== WHAT IS REQUIRED ==
Transcribe the data in full and exactly, omitting any pictures.

— Start of SUPPLIED DATA —

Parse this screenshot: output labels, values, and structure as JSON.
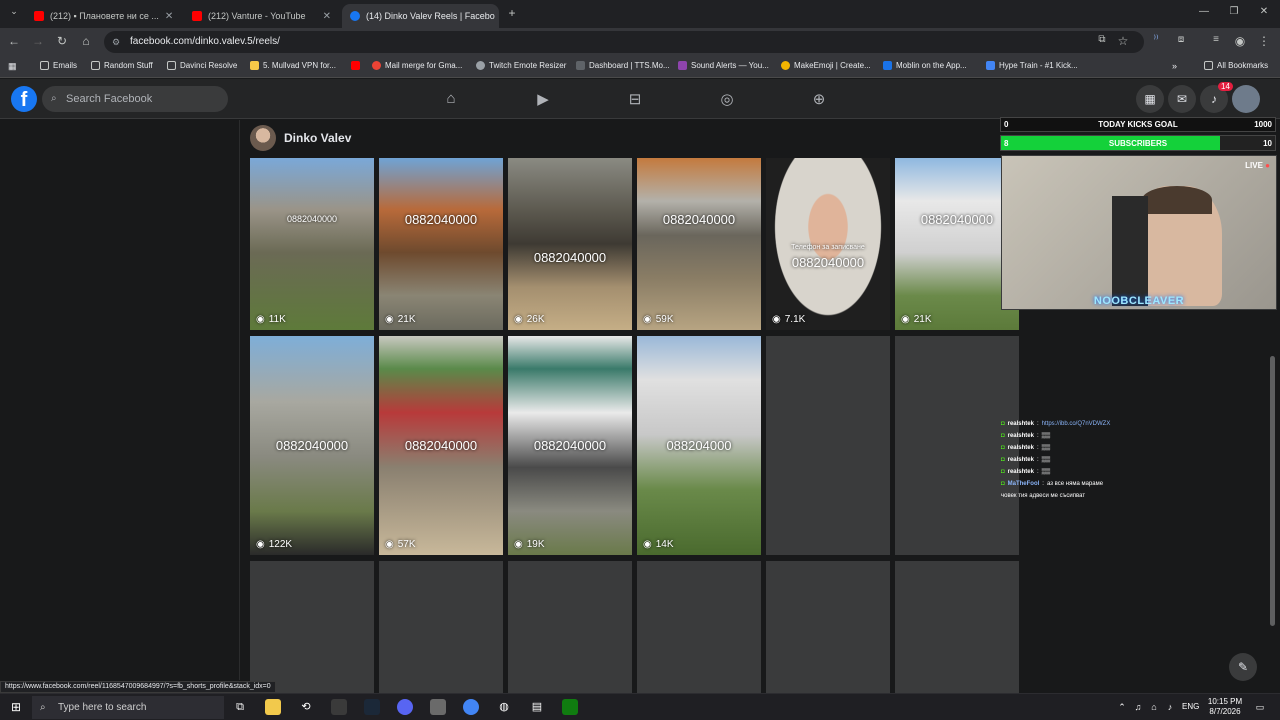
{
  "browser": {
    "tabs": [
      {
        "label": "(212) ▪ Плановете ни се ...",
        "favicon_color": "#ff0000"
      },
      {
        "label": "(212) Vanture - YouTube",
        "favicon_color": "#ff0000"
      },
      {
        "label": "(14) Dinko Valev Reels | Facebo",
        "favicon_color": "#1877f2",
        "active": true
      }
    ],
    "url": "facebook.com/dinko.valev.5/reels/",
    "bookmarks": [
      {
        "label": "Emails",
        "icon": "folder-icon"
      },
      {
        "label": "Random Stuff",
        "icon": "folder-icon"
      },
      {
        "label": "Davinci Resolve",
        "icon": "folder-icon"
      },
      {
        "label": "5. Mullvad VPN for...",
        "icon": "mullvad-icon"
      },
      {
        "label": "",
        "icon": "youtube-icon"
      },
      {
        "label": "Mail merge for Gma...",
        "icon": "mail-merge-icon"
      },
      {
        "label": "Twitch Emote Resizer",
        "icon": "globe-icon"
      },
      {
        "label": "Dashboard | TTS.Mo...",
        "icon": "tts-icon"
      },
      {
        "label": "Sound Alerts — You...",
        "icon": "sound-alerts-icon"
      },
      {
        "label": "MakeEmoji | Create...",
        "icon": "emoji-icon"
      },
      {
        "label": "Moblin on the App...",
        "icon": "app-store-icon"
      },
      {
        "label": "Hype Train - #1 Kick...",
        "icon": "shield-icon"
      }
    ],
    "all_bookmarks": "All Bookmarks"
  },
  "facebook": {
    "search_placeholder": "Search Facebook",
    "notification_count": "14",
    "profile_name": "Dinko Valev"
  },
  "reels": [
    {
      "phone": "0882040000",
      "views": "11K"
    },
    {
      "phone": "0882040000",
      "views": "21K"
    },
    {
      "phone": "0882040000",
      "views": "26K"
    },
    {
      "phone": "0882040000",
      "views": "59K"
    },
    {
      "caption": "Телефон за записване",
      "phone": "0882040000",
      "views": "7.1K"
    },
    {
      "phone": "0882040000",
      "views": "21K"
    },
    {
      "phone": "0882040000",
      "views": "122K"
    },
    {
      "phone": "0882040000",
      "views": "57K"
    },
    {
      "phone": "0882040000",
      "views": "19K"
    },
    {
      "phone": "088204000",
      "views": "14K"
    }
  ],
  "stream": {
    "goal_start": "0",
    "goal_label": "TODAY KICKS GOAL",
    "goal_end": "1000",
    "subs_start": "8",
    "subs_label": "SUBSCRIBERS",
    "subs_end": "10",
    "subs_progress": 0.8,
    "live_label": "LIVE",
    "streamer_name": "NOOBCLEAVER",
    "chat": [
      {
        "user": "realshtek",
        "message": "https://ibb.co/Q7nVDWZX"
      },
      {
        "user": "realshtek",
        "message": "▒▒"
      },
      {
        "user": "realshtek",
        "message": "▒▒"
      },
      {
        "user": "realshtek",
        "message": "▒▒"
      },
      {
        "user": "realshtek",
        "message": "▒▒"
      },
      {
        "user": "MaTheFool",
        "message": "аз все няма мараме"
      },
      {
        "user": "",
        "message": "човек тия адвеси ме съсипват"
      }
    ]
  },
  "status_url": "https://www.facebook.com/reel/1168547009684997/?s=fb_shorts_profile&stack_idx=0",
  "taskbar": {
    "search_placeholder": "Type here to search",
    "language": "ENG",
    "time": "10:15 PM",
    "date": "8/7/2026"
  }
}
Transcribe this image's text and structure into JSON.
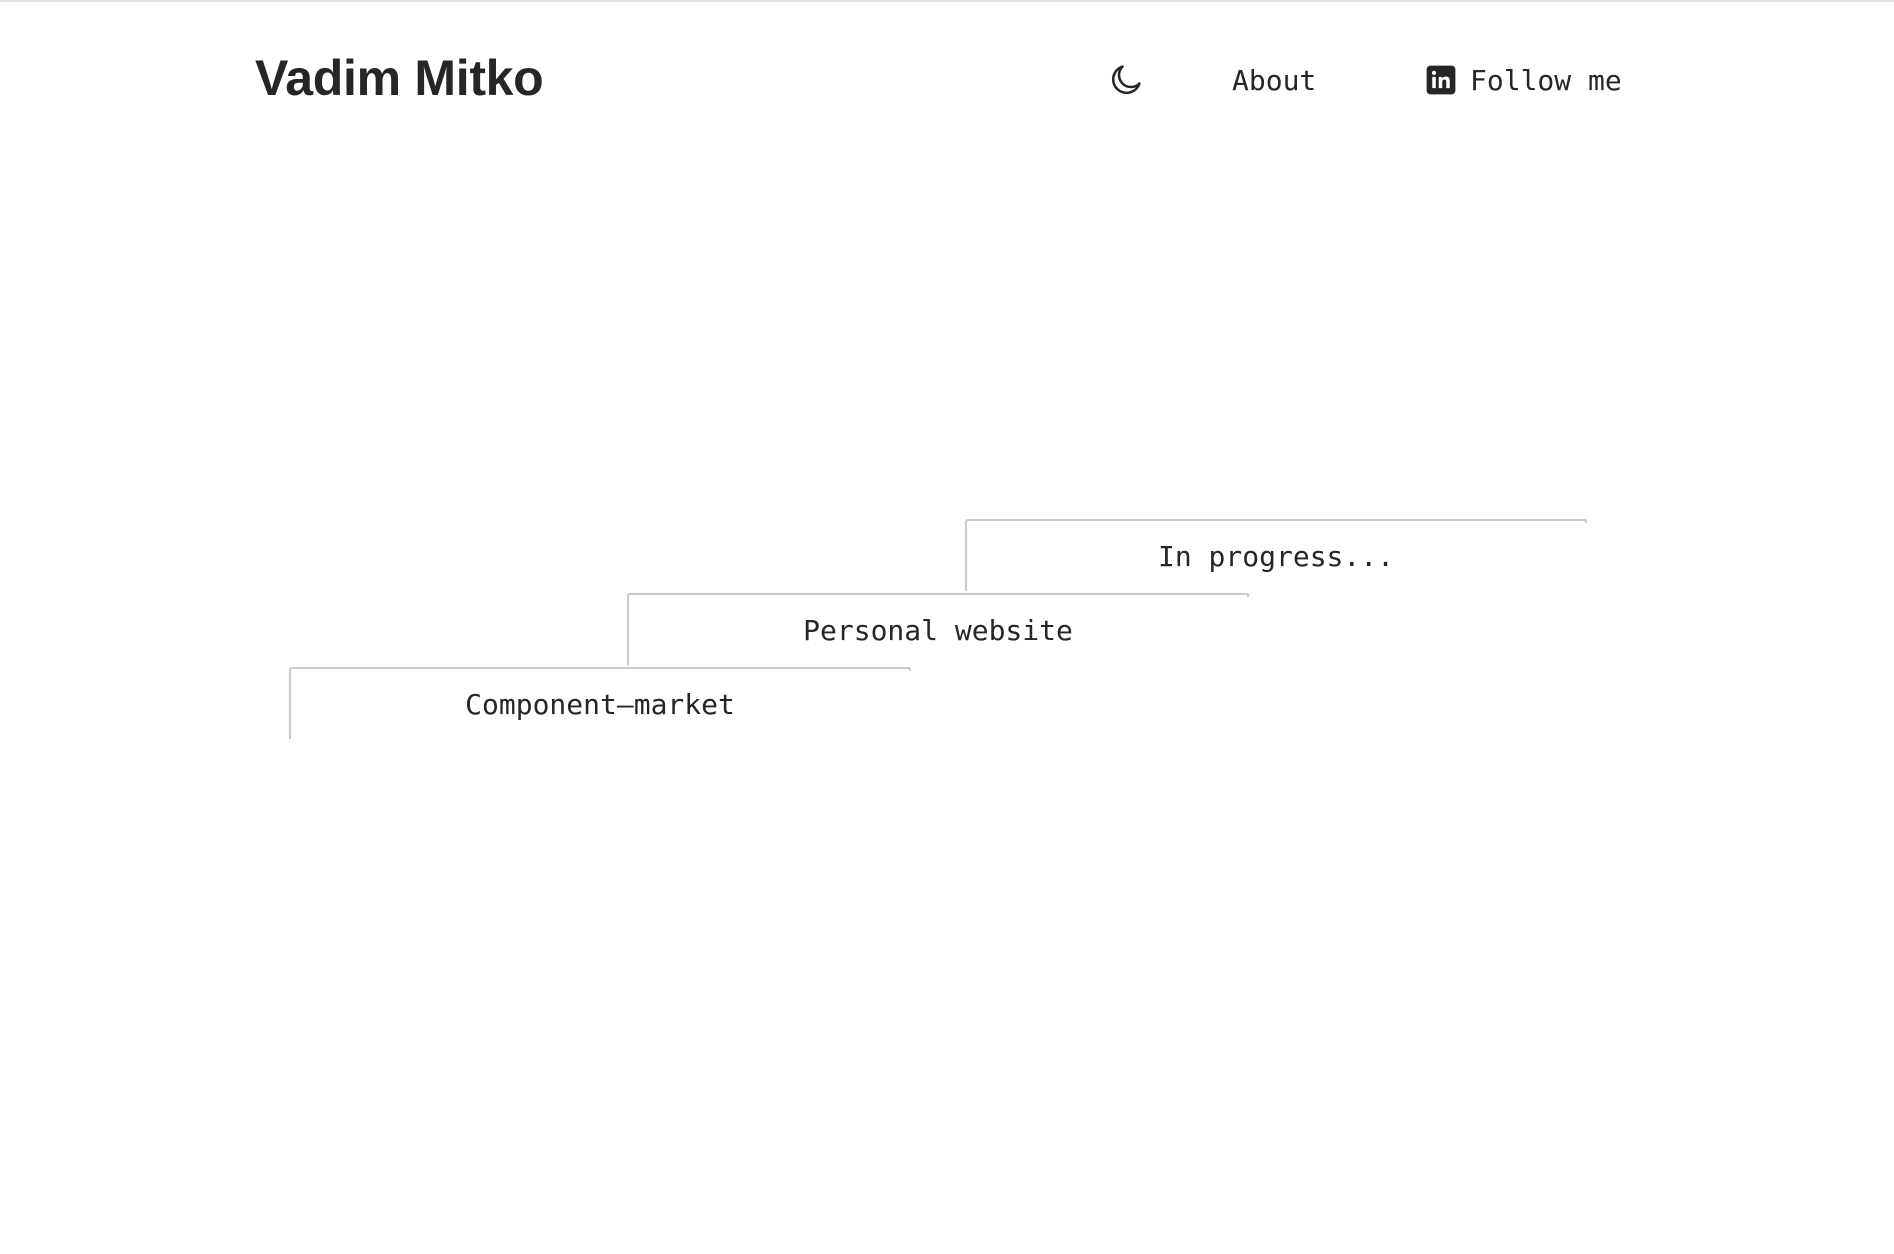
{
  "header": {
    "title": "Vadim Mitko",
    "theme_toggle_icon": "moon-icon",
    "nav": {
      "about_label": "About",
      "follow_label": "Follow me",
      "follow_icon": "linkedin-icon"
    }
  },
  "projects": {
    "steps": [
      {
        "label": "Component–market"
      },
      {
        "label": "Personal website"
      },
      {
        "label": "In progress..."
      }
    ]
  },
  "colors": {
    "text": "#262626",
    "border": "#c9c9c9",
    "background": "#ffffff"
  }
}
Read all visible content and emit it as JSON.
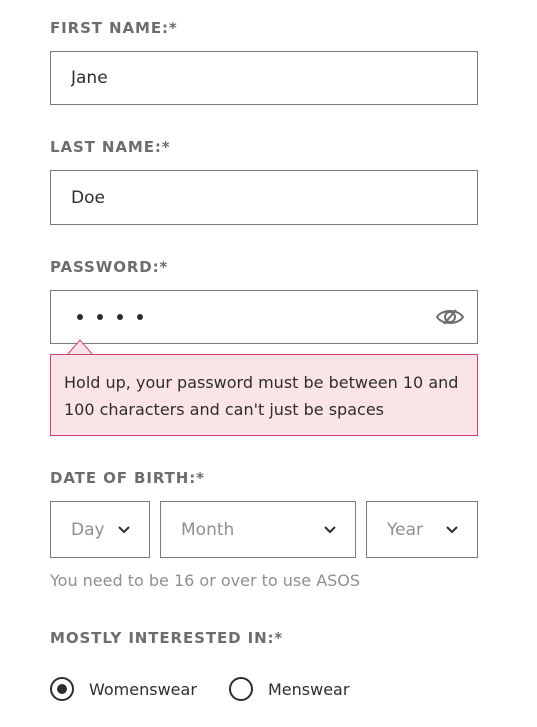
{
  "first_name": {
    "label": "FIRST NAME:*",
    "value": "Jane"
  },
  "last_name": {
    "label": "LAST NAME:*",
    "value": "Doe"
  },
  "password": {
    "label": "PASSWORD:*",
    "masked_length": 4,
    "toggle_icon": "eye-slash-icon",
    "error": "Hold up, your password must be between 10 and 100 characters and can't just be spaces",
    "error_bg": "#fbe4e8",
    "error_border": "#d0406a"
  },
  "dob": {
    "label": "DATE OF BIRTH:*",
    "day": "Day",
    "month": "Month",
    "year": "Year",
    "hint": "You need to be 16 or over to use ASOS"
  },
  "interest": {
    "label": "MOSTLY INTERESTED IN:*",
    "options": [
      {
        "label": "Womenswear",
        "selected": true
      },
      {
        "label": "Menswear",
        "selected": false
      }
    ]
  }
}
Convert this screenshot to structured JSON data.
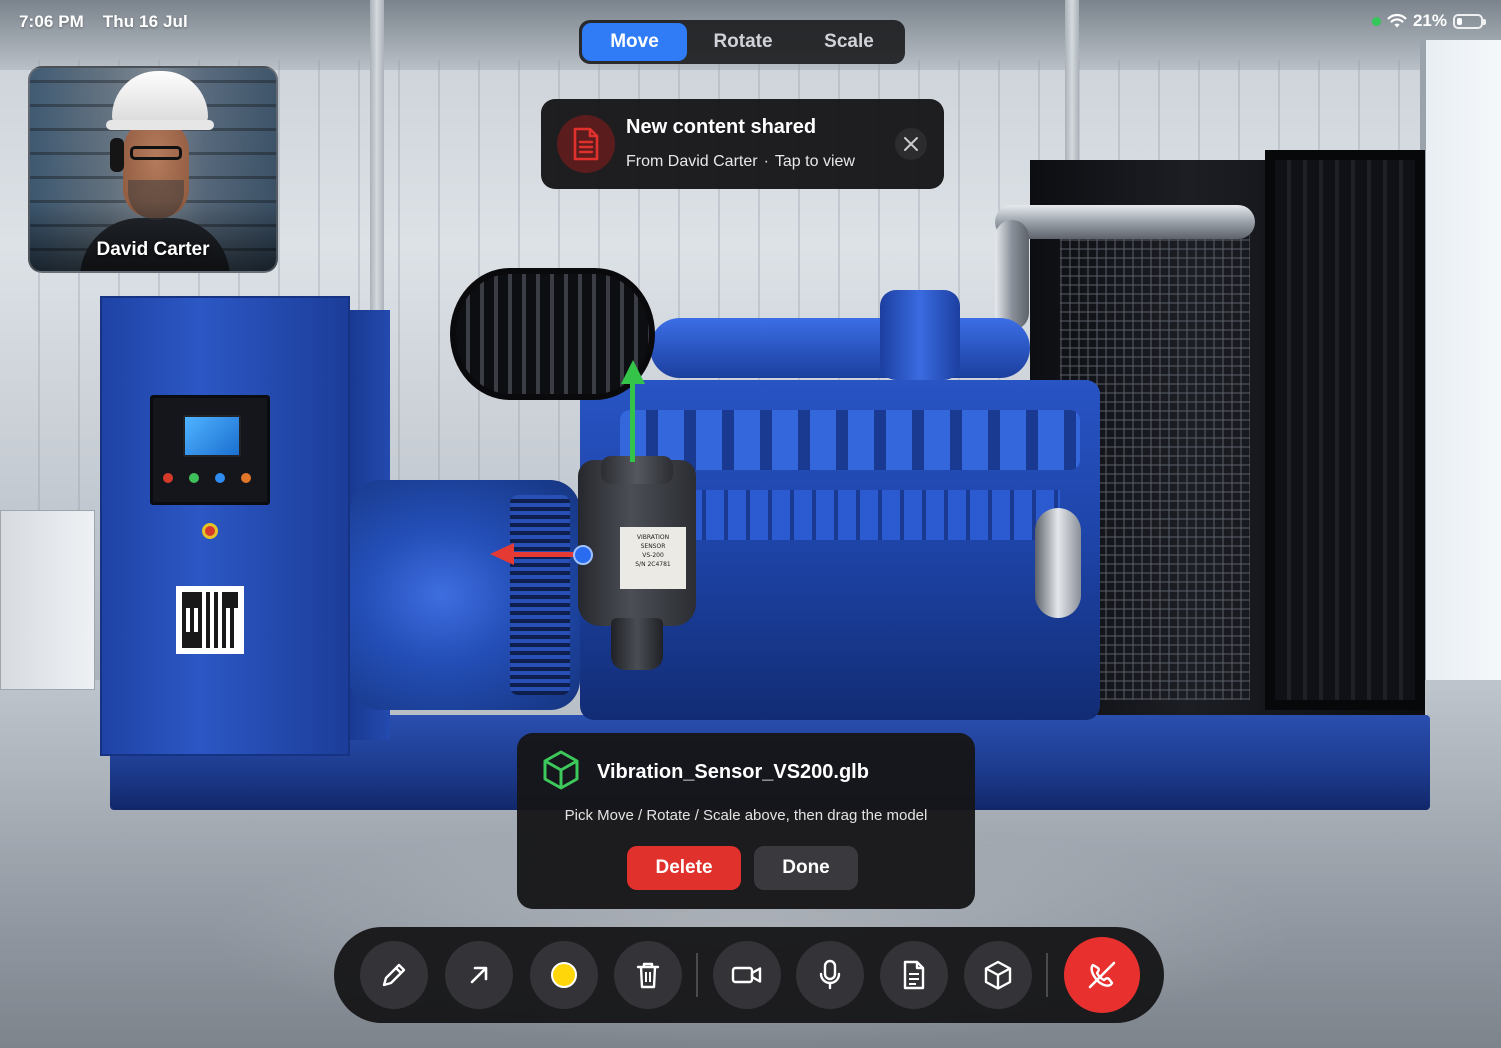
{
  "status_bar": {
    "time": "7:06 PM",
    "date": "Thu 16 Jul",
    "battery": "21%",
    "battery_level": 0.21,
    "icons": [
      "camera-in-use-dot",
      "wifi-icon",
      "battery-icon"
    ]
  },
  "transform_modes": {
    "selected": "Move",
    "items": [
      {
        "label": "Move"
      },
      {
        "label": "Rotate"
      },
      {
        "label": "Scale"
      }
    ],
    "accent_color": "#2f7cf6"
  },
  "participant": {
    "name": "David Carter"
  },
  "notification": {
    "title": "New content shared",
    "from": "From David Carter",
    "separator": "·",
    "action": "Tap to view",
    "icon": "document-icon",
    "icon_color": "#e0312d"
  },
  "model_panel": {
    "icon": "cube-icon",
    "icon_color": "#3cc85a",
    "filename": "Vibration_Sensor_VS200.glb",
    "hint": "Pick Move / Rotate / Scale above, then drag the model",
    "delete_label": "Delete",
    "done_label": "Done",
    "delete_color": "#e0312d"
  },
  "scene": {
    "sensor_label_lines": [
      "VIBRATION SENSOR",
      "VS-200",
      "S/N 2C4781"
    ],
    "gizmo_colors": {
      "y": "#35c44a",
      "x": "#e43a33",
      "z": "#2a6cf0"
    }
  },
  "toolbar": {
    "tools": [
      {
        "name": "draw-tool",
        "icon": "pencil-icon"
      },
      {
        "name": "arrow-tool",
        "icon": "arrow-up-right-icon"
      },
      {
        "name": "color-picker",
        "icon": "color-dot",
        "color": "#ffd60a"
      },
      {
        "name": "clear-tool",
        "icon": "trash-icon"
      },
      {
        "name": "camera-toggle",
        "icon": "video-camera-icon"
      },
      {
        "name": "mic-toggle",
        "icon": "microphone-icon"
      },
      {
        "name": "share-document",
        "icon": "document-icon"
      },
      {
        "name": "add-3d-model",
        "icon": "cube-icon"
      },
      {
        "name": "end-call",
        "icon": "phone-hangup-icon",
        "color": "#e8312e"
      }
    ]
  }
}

— End of SUPPLIED DATA —

== RESPONSE FOR THIS EXERCISE ==
Parse this screenshot: output labels, values, and structure as JSON.
{
  "browser": {
    "tabs": [
      {
        "label": "(212) ▪ Плановете ни се ...",
        "favicon_color": "#ff0000"
      },
      {
        "label": "(212) Vanture - YouTube",
        "favicon_color": "#ff0000"
      },
      {
        "label": "(14) Dinko Valev Reels | Facebo",
        "favicon_color": "#1877f2",
        "active": true
      }
    ],
    "url": "facebook.com/dinko.valev.5/reels/",
    "bookmarks": [
      {
        "label": "Emails",
        "icon": "folder-icon"
      },
      {
        "label": "Random Stuff",
        "icon": "folder-icon"
      },
      {
        "label": "Davinci Resolve",
        "icon": "folder-icon"
      },
      {
        "label": "5. Mullvad VPN for...",
        "icon": "mullvad-icon"
      },
      {
        "label": "",
        "icon": "youtube-icon"
      },
      {
        "label": "Mail merge for Gma...",
        "icon": "mail-merge-icon"
      },
      {
        "label": "Twitch Emote Resizer",
        "icon": "globe-icon"
      },
      {
        "label": "Dashboard | TTS.Mo...",
        "icon": "tts-icon"
      },
      {
        "label": "Sound Alerts — You...",
        "icon": "sound-alerts-icon"
      },
      {
        "label": "MakeEmoji | Create...",
        "icon": "emoji-icon"
      },
      {
        "label": "Moblin on the App...",
        "icon": "app-store-icon"
      },
      {
        "label": "Hype Train - #1 Kick...",
        "icon": "shield-icon"
      }
    ],
    "all_bookmarks": "All Bookmarks"
  },
  "facebook": {
    "search_placeholder": "Search Facebook",
    "notification_count": "14",
    "profile_name": "Dinko Valev"
  },
  "reels": [
    {
      "phone": "0882040000",
      "views": "11K"
    },
    {
      "phone": "0882040000",
      "views": "21K"
    },
    {
      "phone": "0882040000",
      "views": "26K"
    },
    {
      "phone": "0882040000",
      "views": "59K"
    },
    {
      "caption": "Телефон за записване",
      "phone": "0882040000",
      "views": "7.1K"
    },
    {
      "phone": "0882040000",
      "views": "21K"
    },
    {
      "phone": "0882040000",
      "views": "122K"
    },
    {
      "phone": "0882040000",
      "views": "57K"
    },
    {
      "phone": "0882040000",
      "views": "19K"
    },
    {
      "phone": "088204000",
      "views": "14K"
    }
  ],
  "stream": {
    "goal_start": "0",
    "goal_label": "TODAY KICKS GOAL",
    "goal_end": "1000",
    "subs_start": "8",
    "subs_label": "SUBSCRIBERS",
    "subs_end": "10",
    "subs_progress": 0.8,
    "live_label": "LIVE",
    "streamer_name": "NOOBCLEAVER",
    "chat": [
      {
        "user": "realshtek",
        "message": "https://ibb.co/Q7nVDWZX"
      },
      {
        "user": "realshtek",
        "message": "▒▒"
      },
      {
        "user": "realshtek",
        "message": "▒▒"
      },
      {
        "user": "realshtek",
        "message": "▒▒"
      },
      {
        "user": "realshtek",
        "message": "▒▒"
      },
      {
        "user": "MaTheFool",
        "message": "аз все няма мараме"
      },
      {
        "user": "",
        "message": "човек тия адвеси ме съсипват"
      }
    ]
  },
  "status_url": "https://www.facebook.com/reel/1168547009684997/?s=fb_shorts_profile&stack_idx=0",
  "taskbar": {
    "search_placeholder": "Type here to search",
    "language": "ENG",
    "time": "10:15 PM",
    "date": "8/7/2026"
  }
}
Transcribe this image's text and structure into JSON.
{
  "header": {
    "title": "Vadim Mitko",
    "theme_toggle_icon": "moon-icon",
    "nav": {
      "about_label": "About",
      "follow_label": "Follow me",
      "follow_icon": "linkedin-icon"
    }
  },
  "projects": {
    "steps": [
      {
        "label": "Component–market"
      },
      {
        "label": "Personal website"
      },
      {
        "label": "In progress..."
      }
    ]
  },
  "colors": {
    "text": "#262626",
    "border": "#c9c9c9",
    "background": "#ffffff"
  }
}
Read all visible content and emit it as JSON.
{
  "first_name": {
    "label": "FIRST NAME:*",
    "value": "Jane"
  },
  "last_name": {
    "label": "LAST NAME:*",
    "value": "Doe"
  },
  "password": {
    "label": "PASSWORD:*",
    "masked_length": 4,
    "toggle_icon": "eye-slash-icon",
    "error": "Hold up, your password must be between 10 and 100 characters and can't just be spaces",
    "error_bg": "#fbe4e8",
    "error_border": "#d0406a"
  },
  "dob": {
    "label": "DATE OF BIRTH:*",
    "day": "Day",
    "month": "Month",
    "year": "Year",
    "hint": "You need to be 16 or over to use ASOS"
  },
  "interest": {
    "label": "MOSTLY INTERESTED IN:*",
    "options": [
      {
        "label": "Womenswear",
        "selected": true
      },
      {
        "label": "Menswear",
        "selected": false
      }
    ]
  }
}
Convert this screenshot to structured JSON data.
{
  "status_bar": {
    "time": "7:06 PM",
    "date": "Thu 16 Jul",
    "battery": "21%",
    "battery_level": 0.21,
    "icons": [
      "camera-in-use-dot",
      "wifi-icon",
      "battery-icon"
    ]
  },
  "transform_modes": {
    "selected": "Move",
    "items": [
      {
        "label": "Move"
      },
      {
        "label": "Rotate"
      },
      {
        "label": "Scale"
      }
    ],
    "accent_color": "#2f7cf6"
  },
  "participant": {
    "name": "David Carter"
  },
  "notification": {
    "title": "New content shared",
    "from": "From David Carter",
    "separator": "·",
    "action": "Tap to view",
    "icon": "document-icon",
    "icon_color": "#e0312d"
  },
  "model_panel": {
    "icon": "cube-icon",
    "icon_color": "#3cc85a",
    "filename": "Vibration_Sensor_VS200.glb",
    "hint": "Pick Move / Rotate / Scale above, then drag the model",
    "delete_label": "Delete",
    "done_label": "Done",
    "delete_color": "#e0312d"
  },
  "scene": {
    "sensor_label_lines": [
      "VIBRATION SENSOR",
      "VS-200",
      "S/N 2C4781"
    ],
    "gizmo_colors": {
      "y": "#35c44a",
      "x": "#e43a33",
      "z": "#2a6cf0"
    }
  },
  "toolbar": {
    "tools": [
      {
        "name": "draw-tool",
        "icon": "pencil-icon"
      },
      {
        "name": "arrow-tool",
        "icon": "arrow-up-right-icon"
      },
      {
        "name": "color-picker",
        "icon": "color-dot",
        "color": "#ffd60a"
      },
      {
        "name": "clear-tool",
        "icon": "trash-icon"
      },
      {
        "name": "camera-toggle",
        "icon": "video-camera-icon"
      },
      {
        "name": "mic-toggle",
        "icon": "microphone-icon"
      },
      {
        "name": "share-document",
        "icon": "document-icon"
      },
      {
        "name": "add-3d-model",
        "icon": "cube-icon"
      },
      {
        "name": "end-call",
        "icon": "phone-hangup-icon",
        "color": "#e8312e"
      }
    ]
  }
}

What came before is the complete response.